Set exercise
Reproduce the entries exactly.

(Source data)
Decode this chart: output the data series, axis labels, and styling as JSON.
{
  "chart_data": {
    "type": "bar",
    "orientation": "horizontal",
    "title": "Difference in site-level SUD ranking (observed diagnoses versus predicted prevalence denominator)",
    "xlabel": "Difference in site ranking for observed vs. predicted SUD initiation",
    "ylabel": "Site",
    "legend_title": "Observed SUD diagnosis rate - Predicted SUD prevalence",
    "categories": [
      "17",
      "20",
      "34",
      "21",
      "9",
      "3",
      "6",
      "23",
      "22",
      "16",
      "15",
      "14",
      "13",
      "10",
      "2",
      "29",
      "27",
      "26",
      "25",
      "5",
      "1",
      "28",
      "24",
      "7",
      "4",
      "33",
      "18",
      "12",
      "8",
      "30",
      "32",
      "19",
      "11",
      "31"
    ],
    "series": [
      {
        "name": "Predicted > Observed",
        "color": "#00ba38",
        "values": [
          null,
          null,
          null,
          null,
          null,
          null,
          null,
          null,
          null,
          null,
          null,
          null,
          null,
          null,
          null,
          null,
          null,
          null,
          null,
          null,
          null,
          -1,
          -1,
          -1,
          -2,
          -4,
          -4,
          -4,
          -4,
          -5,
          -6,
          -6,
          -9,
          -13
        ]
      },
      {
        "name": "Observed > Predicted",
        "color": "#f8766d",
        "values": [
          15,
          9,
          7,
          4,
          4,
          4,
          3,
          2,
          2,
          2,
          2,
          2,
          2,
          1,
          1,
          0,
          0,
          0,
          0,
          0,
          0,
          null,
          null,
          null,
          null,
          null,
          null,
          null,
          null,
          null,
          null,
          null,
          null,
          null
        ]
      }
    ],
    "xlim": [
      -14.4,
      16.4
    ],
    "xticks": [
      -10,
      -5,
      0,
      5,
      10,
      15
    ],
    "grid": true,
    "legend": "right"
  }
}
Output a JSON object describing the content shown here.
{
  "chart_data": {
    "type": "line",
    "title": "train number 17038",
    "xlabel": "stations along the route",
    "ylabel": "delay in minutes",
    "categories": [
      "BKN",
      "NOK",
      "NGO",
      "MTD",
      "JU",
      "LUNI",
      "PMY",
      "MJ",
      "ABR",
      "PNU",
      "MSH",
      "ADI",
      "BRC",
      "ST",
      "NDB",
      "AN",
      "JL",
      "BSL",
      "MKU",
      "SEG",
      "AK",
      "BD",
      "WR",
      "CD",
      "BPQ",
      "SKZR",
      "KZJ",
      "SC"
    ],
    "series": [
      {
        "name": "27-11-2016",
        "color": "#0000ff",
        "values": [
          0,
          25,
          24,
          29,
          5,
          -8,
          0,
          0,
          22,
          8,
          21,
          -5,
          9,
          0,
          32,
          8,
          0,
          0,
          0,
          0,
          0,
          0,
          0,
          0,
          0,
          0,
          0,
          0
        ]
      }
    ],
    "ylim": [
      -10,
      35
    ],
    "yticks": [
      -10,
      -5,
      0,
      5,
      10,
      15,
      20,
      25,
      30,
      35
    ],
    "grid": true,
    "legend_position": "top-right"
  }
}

The answer
Decode this chart: output the data series, axis labels, and styling as JSON.
{
  "chart_data": {
    "type": "bar",
    "orientation": "horizontal",
    "title": "Difference in site-level SUD ranking (observed diagnoses versus predicted prevalence denominator)",
    "xlabel": "Difference in site ranking for observed vs. predicted SUD initiation",
    "ylabel": "Site",
    "legend_title": "Observed SUD diagnosis rate - Predicted SUD prevalence",
    "categories": [
      "17",
      "20",
      "34",
      "21",
      "9",
      "3",
      "6",
      "23",
      "22",
      "16",
      "15",
      "14",
      "13",
      "10",
      "2",
      "29",
      "27",
      "26",
      "25",
      "5",
      "1",
      "28",
      "24",
      "7",
      "4",
      "33",
      "18",
      "12",
      "8",
      "30",
      "32",
      "19",
      "11",
      "31"
    ],
    "series": [
      {
        "name": "Predicted > Observed",
        "color": "#00ba38",
        "values": [
          null,
          null,
          null,
          null,
          null,
          null,
          null,
          null,
          null,
          null,
          null,
          null,
          null,
          null,
          null,
          null,
          null,
          null,
          null,
          null,
          null,
          -1,
          -1,
          -1,
          -2,
          -4,
          -4,
          -4,
          -4,
          -5,
          -6,
          -6,
          -9,
          -13
        ]
      },
      {
        "name": "Observed > Predicted",
        "color": "#f8766d",
        "values": [
          15,
          9,
          7,
          4,
          4,
          4,
          3,
          2,
          2,
          2,
          2,
          2,
          2,
          1,
          1,
          0,
          0,
          0,
          0,
          0,
          0,
          null,
          null,
          null,
          null,
          null,
          null,
          null,
          null,
          null,
          null,
          null,
          null,
          null
        ]
      }
    ],
    "xlim": [
      -14.4,
      16.4
    ],
    "xticks": [
      -10,
      -5,
      0,
      5,
      10,
      15
    ],
    "grid": true,
    "legend": "right"
  }
}
Output a JSON object describing the content shown here.
{
  "chart_data": {
    "type": "line",
    "title": "train number 17038",
    "xlabel": "stations along the route",
    "ylabel": "delay in minutes",
    "categories": [
      "BKN",
      "NOK",
      "NGO",
      "MTD",
      "JU",
      "LUNI",
      "PMY",
      "MJ",
      "ABR",
      "PNU",
      "MSH",
      "ADI",
      "BRC",
      "ST",
      "NDB",
      "AN",
      "JL",
      "BSL",
      "MKU",
      "SEG",
      "AK",
      "BD",
      "WR",
      "CD",
      "BPQ",
      "SKZR",
      "KZJ",
      "SC"
    ],
    "series": [
      {
        "name": "27-11-2016",
        "color": "#0000ff",
        "values": [
          0,
          25,
          24,
          29,
          5,
          -8,
          0,
          0,
          22,
          8,
          21,
          -5,
          9,
          0,
          32,
          8,
          0,
          0,
          0,
          0,
          0,
          0,
          0,
          0,
          0,
          0,
          0,
          0
        ]
      }
    ],
    "ylim": [
      -10,
      35
    ],
    "yticks": [
      -10,
      -5,
      0,
      5,
      10,
      15,
      20,
      25,
      30,
      35
    ],
    "grid": true,
    "legend_position": "top-right"
  }
}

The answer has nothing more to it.